_Your goal_
Your task is to repeat the entries exactly. Leave the pictures out.

_Data shown_
══════

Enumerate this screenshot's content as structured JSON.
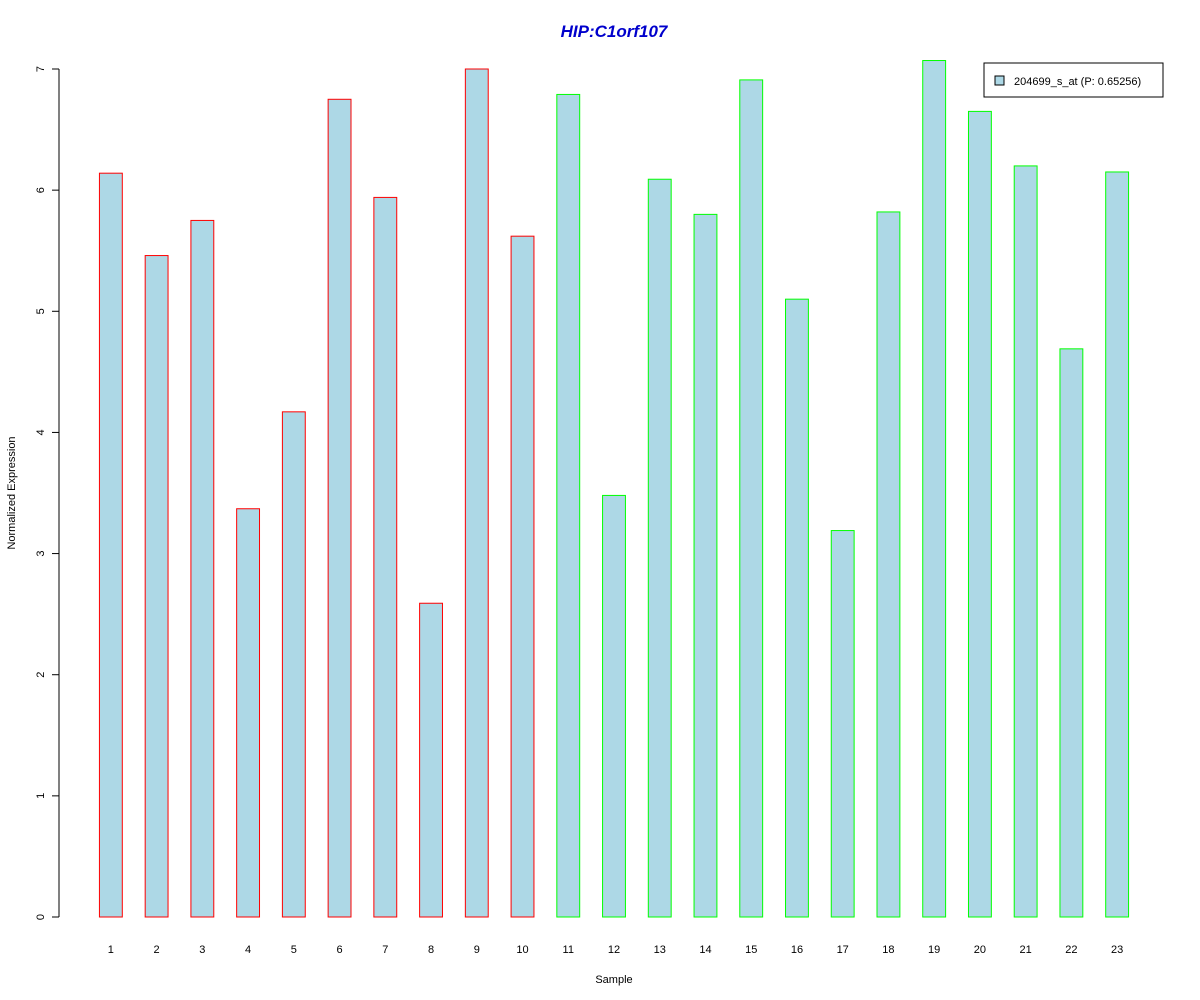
{
  "chart_data": {
    "type": "bar",
    "title": "HIP:C1orf107",
    "xlabel": "Sample",
    "ylabel": "Normalized Expression",
    "categories": [
      "1",
      "2",
      "3",
      "4",
      "5",
      "6",
      "7",
      "8",
      "9",
      "10",
      "11",
      "12",
      "13",
      "14",
      "15",
      "16",
      "17",
      "18",
      "19",
      "20",
      "21",
      "22",
      "23"
    ],
    "series": [
      {
        "name": "204699_s_at (P: 0.65256)",
        "values": [
          6.14,
          5.46,
          5.75,
          3.37,
          4.17,
          6.75,
          5.94,
          2.59,
          7.0,
          5.62,
          6.79,
          3.48,
          6.09,
          5.8,
          6.91,
          5.1,
          3.19,
          5.82,
          7.07,
          6.65,
          6.2,
          4.69,
          6.15
        ]
      }
    ],
    "bar_outline_colors": [
      "#ff0000",
      "#ff0000",
      "#ff0000",
      "#ff0000",
      "#ff0000",
      "#ff0000",
      "#ff0000",
      "#ff0000",
      "#ff0000",
      "#ff0000",
      "#00ff00",
      "#00ff00",
      "#00ff00",
      "#00ff00",
      "#00ff00",
      "#00ff00",
      "#00ff00",
      "#00ff00",
      "#00ff00",
      "#00ff00",
      "#00ff00",
      "#00ff00",
      "#00ff00"
    ],
    "y_ticks": [
      0,
      1,
      2,
      3,
      4,
      5,
      6,
      7
    ],
    "ylim": [
      0,
      7.07
    ],
    "grid": false,
    "legend_position": "top-right",
    "colors": {
      "bar_fill": "#add8e6",
      "title": "#0000cc",
      "axis": "#000000"
    }
  }
}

══════

_Problem solution_
Enumerate this screenshot's content as structured JSON.
{
  "chart_data": {
    "type": "bar",
    "title": "HIP:C1orf107",
    "xlabel": "Sample",
    "ylabel": "Normalized Expression",
    "categories": [
      "1",
      "2",
      "3",
      "4",
      "5",
      "6",
      "7",
      "8",
      "9",
      "10",
      "11",
      "12",
      "13",
      "14",
      "15",
      "16",
      "17",
      "18",
      "19",
      "20",
      "21",
      "22",
      "23"
    ],
    "series": [
      {
        "name": "204699_s_at (P: 0.65256)",
        "values": [
          6.14,
          5.46,
          5.75,
          3.37,
          4.17,
          6.75,
          5.94,
          2.59,
          7.0,
          5.62,
          6.79,
          3.48,
          6.09,
          5.8,
          6.91,
          5.1,
          3.19,
          5.82,
          7.07,
          6.65,
          6.2,
          4.69,
          6.15
        ]
      }
    ],
    "bar_outline_colors": [
      "#ff0000",
      "#ff0000",
      "#ff0000",
      "#ff0000",
      "#ff0000",
      "#ff0000",
      "#ff0000",
      "#ff0000",
      "#ff0000",
      "#ff0000",
      "#00ff00",
      "#00ff00",
      "#00ff00",
      "#00ff00",
      "#00ff00",
      "#00ff00",
      "#00ff00",
      "#00ff00",
      "#00ff00",
      "#00ff00",
      "#00ff00",
      "#00ff00",
      "#00ff00"
    ],
    "y_ticks": [
      0,
      1,
      2,
      3,
      4,
      5,
      6,
      7
    ],
    "ylim": [
      0,
      7.07
    ],
    "grid": false,
    "legend_position": "top-right",
    "colors": {
      "bar_fill": "#add8e6",
      "title": "#0000cc",
      "axis": "#000000"
    }
  }
}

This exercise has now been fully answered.